### PROMPT
Your task is to extract the lines from the one holding "Transcribe the text in this document." through the end of the material. Set them down exactly and add nothing.

— BEGIN —

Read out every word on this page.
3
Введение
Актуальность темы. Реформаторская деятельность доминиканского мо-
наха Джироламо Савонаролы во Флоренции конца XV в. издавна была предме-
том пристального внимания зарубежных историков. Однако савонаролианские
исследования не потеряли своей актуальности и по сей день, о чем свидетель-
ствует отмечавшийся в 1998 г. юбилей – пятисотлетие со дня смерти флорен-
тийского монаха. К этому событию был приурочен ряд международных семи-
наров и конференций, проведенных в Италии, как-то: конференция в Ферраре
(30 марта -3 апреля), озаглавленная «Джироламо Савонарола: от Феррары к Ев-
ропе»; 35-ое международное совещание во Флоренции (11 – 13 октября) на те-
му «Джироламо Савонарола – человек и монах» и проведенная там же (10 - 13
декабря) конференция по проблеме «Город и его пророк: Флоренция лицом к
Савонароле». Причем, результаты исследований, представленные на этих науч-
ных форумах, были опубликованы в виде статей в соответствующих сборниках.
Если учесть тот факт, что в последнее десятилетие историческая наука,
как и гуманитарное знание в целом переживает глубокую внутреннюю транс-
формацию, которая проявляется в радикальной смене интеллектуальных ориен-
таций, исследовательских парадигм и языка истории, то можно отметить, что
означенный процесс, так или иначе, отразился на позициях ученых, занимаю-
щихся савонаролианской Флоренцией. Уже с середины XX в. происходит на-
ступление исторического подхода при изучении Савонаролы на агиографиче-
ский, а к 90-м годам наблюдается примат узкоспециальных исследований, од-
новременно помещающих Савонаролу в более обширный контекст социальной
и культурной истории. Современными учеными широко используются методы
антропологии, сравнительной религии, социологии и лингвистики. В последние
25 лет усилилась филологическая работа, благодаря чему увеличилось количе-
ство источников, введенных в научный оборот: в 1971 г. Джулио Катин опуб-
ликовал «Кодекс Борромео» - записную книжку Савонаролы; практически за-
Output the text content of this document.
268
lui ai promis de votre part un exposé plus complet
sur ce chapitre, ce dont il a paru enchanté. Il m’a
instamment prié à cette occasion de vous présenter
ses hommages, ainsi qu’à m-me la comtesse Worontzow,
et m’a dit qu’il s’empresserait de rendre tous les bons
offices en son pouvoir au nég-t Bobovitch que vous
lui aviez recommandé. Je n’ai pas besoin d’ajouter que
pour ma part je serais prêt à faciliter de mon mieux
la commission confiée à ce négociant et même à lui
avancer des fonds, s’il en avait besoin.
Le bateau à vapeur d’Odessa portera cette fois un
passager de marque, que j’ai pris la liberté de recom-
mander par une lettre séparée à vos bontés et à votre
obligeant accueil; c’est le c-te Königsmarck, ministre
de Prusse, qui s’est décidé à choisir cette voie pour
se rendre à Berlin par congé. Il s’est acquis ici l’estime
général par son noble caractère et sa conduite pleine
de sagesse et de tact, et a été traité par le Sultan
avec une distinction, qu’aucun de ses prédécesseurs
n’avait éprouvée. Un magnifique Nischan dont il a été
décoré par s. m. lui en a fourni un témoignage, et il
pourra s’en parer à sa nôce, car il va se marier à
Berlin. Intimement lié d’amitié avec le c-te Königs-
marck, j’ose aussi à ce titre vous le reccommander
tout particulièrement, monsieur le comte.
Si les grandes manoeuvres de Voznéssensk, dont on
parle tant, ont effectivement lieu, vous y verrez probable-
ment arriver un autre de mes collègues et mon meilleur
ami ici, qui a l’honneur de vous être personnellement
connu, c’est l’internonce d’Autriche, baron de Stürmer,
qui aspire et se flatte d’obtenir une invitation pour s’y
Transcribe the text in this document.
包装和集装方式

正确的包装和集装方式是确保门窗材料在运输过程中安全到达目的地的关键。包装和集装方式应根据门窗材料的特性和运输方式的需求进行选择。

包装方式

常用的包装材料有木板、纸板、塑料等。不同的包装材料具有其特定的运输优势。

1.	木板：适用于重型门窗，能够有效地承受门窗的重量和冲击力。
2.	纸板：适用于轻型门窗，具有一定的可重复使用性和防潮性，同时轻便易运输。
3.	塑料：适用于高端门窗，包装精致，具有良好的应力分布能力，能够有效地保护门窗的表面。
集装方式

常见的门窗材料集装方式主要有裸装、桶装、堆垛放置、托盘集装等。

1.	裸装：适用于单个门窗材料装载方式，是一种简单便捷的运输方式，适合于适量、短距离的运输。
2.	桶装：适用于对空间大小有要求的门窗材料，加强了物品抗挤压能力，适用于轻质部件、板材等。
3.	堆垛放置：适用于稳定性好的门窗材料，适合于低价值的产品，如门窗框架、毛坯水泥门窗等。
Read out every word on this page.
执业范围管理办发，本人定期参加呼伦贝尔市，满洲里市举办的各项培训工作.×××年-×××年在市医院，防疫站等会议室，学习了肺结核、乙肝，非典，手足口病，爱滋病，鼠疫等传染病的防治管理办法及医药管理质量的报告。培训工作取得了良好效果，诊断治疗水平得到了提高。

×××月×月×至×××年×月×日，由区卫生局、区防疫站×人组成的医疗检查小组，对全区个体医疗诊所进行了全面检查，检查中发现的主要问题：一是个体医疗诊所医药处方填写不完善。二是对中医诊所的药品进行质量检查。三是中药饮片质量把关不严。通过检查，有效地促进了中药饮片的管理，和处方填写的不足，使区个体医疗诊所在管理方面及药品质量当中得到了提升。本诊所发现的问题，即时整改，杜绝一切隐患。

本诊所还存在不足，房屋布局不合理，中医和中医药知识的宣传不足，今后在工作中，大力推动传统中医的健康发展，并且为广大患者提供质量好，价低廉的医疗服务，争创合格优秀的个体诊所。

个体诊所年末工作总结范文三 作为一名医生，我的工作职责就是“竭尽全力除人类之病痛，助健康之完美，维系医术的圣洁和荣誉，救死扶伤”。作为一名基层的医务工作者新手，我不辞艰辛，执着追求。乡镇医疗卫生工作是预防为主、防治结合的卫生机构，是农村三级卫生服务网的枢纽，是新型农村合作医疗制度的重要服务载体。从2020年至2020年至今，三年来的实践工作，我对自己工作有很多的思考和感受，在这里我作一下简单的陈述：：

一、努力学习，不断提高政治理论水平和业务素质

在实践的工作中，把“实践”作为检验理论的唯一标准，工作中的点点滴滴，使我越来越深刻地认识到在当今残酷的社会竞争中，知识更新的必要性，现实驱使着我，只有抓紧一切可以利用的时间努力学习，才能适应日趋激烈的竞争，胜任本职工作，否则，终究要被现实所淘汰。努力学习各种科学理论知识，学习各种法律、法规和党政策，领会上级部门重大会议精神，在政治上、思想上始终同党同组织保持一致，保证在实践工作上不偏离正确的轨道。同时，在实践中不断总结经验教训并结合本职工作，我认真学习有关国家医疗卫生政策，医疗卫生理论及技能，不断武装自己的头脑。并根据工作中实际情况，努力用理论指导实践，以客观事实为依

— END —

### RESPONSE TO THIS EXERCISE
Transcribe the text in this document.
包装和集装方式

正确的包装和集装方式是确保门窗材料在运输过程中安全到达目的地的关键。包装和集装方式应根据门窗材料的特性和运输方式的需求进行选择。

包装方式

常用的包装材料有木板、纸板、塑料等。不同的包装材料具有其特定的运输优势。

1.	木板：适用于重型门窗，能够有效地承受门窗的重量和冲击力。
2.	纸板：适用于轻型门窗，具有一定的可重复使用性和防潮性，同时轻便易运输。
3.	塑料：适用于高端门窗，包装精致，具有良好的应力分布能力，能够有效地保护门窗的表面。
集装方式

常见的门窗材料集装方式主要有裸装、桶装、堆垛放置、托盘集装等。

1.	裸装：适用于单个门窗材料装载方式，是一种简单便捷的运输方式，适合于适量、短距离的运输。
2.	桶装：适用于对空间大小有要求的门窗材料，加强了物品抗挤压能力，适用于轻质部件、板材等。
3.	堆垛放置：适用于稳定性好的门窗材料，适合于低价值的产品，如门窗框架、毛坯水泥门窗等。
Read out every word on this page.
执业范围管理办发，本人定期参加呼伦贝尔市，满洲里市举办的各项培训工作.×××年-×××年在市医院，防疫站等会议室，学习了肺结核、乙肝，非典，手足口病，爱滋病，鼠疫等传染病的防治管理办法及医药管理质量的报告。培训工作取得了良好效果，诊断治疗水平得到了提高。

×××月×月×至×××年×月×日，由区卫生局、区防疫站×人组成的医疗检查小组，对全区个体医疗诊所进行了全面检查，检查中发现的主要问题：一是个体医疗诊所医药处方填写不完善。二是对中医诊所的药品进行质量检查。三是中药饮片质量把关不严。通过检查，有效地促进了中药饮片的管理，和处方填写的不足，使区个体医疗诊所在管理方面及药品质量当中得到了提升。本诊所发现的问题，即时整改，杜绝一切隐患。

本诊所还存在不足，房屋布局不合理，中医和中医药知识的宣传不足，今后在工作中，大力推动传统中医的健康发展，并且为广大患者提供质量好，价低廉的医疗服务，争创合格优秀的个体诊所。

个体诊所年末工作总结范文三 作为一名医生，我的工作职责就是“竭尽全力除人类之病痛，助健康之完美，维系医术的圣洁和荣誉，救死扶伤”。作为一名基层的医务工作者新手，我不辞艰辛，执着追求。乡镇医疗卫生工作是预防为主、防治结合的卫生机构，是农村三级卫生服务网的枢纽，是新型农村合作医疗制度的重要服务载体。从2020年至2020年至今，三年来的实践工作，我对自己工作有很多的思考和感受，在这里我作一下简单的陈述：：

一、努力学习，不断提高政治理论水平和业务素质

在实践的工作中，把“实践”作为检验理论的唯一标准，工作中的点点滴滴，使我越来越深刻地认识到在当今残酷的社会竞争中，知识更新的必要性，现实驱使着我，只有抓紧一切可以利用的时间努力学习，才能适应日趋激烈的竞争，胜任本职工作，否则，终究要被现实所淘汰。努力学习各种科学理论知识，学习各种法律、法规和党政策，领会上级部门重大会议精神，在政治上、思想上始终同党同组织保持一致，保证在实践工作上不偏离正确的轨道。同时，在实践中不断总结经验教训并结合本职工作，我认真学习有关国家医疗卫生政策，医疗卫生理论及技能，不断武装自己的头脑。并根据工作中实际情况，努力用理论指导实践，以客观事实为依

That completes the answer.